- WHAT IS ASKED -
Repeat the records in full and exactly, omitting pictures.

- TASK MATERIAL -
BEGIN
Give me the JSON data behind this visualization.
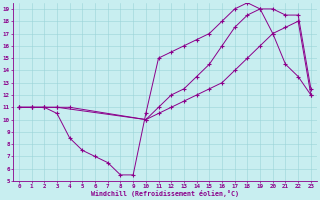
{
  "xlabel": "Windchill (Refroidissement éolien,°C)",
  "bg_color": "#c8eef0",
  "line_color": "#8b008b",
  "xlim": [
    -0.5,
    23.5
  ],
  "ylim": [
    5,
    19.5
  ],
  "xticks": [
    0,
    1,
    2,
    3,
    4,
    5,
    6,
    7,
    8,
    9,
    10,
    11,
    12,
    13,
    14,
    15,
    16,
    17,
    18,
    19,
    20,
    21,
    22,
    23
  ],
  "yticks": [
    5,
    6,
    7,
    8,
    9,
    10,
    11,
    12,
    13,
    14,
    15,
    16,
    17,
    18,
    19
  ],
  "line1_x": [
    0,
    1,
    2,
    3,
    4,
    5,
    6,
    7,
    8,
    9,
    10,
    11,
    12,
    13,
    14,
    15,
    16,
    17,
    18,
    19,
    20,
    21,
    22,
    23
  ],
  "line1_y": [
    11,
    11,
    11,
    10.5,
    8.5,
    7.5,
    7.0,
    6.5,
    5.5,
    5.5,
    10.5,
    15.0,
    15.5,
    16.0,
    16.5,
    17.0,
    18.0,
    19.0,
    19.5,
    19.0,
    17.0,
    14.5,
    13.5,
    12.0
  ],
  "line2_x": [
    0,
    1,
    2,
    3,
    4,
    10,
    11,
    12,
    13,
    14,
    15,
    16,
    17,
    18,
    19,
    20,
    21,
    22,
    23
  ],
  "line2_y": [
    11,
    11,
    11,
    11,
    11,
    10,
    11,
    12,
    12.5,
    13.5,
    14.5,
    16,
    17.5,
    18.5,
    19,
    19,
    18.5,
    18.5,
    12.5
  ],
  "line3_x": [
    0,
    1,
    2,
    3,
    10,
    11,
    12,
    13,
    14,
    15,
    16,
    17,
    18,
    19,
    20,
    21,
    22,
    23
  ],
  "line3_y": [
    11,
    11,
    11,
    11,
    10,
    10.5,
    11,
    11.5,
    12,
    12.5,
    13,
    14,
    15,
    16,
    17,
    17.5,
    18,
    12
  ]
}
END
- RESULT OF THIS TASK -
Give me the JSON data behind this visualization.
{
  "xlabel": "Windchill (Refroidissement éolien,°C)",
  "bg_color": "#c8eef0",
  "line_color": "#8b008b",
  "xlim": [
    -0.5,
    23.5
  ],
  "ylim": [
    5,
    19.5
  ],
  "xticks": [
    0,
    1,
    2,
    3,
    4,
    5,
    6,
    7,
    8,
    9,
    10,
    11,
    12,
    13,
    14,
    15,
    16,
    17,
    18,
    19,
    20,
    21,
    22,
    23
  ],
  "yticks": [
    5,
    6,
    7,
    8,
    9,
    10,
    11,
    12,
    13,
    14,
    15,
    16,
    17,
    18,
    19
  ],
  "line1_x": [
    0,
    1,
    2,
    3,
    4,
    5,
    6,
    7,
    8,
    9,
    10,
    11,
    12,
    13,
    14,
    15,
    16,
    17,
    18,
    19,
    20,
    21,
    22,
    23
  ],
  "line1_y": [
    11,
    11,
    11,
    10.5,
    8.5,
    7.5,
    7.0,
    6.5,
    5.5,
    5.5,
    10.5,
    15.0,
    15.5,
    16.0,
    16.5,
    17.0,
    18.0,
    19.0,
    19.5,
    19.0,
    17.0,
    14.5,
    13.5,
    12.0
  ],
  "line2_x": [
    0,
    1,
    2,
    3,
    4,
    10,
    11,
    12,
    13,
    14,
    15,
    16,
    17,
    18,
    19,
    20,
    21,
    22,
    23
  ],
  "line2_y": [
    11,
    11,
    11,
    11,
    11,
    10,
    11,
    12,
    12.5,
    13.5,
    14.5,
    16,
    17.5,
    18.5,
    19,
    19,
    18.5,
    18.5,
    12.5
  ],
  "line3_x": [
    0,
    1,
    2,
    3,
    10,
    11,
    12,
    13,
    14,
    15,
    16,
    17,
    18,
    19,
    20,
    21,
    22,
    23
  ],
  "line3_y": [
    11,
    11,
    11,
    11,
    10,
    10.5,
    11,
    11.5,
    12,
    12.5,
    13,
    14,
    15,
    16,
    17,
    17.5,
    18,
    12
  ]
}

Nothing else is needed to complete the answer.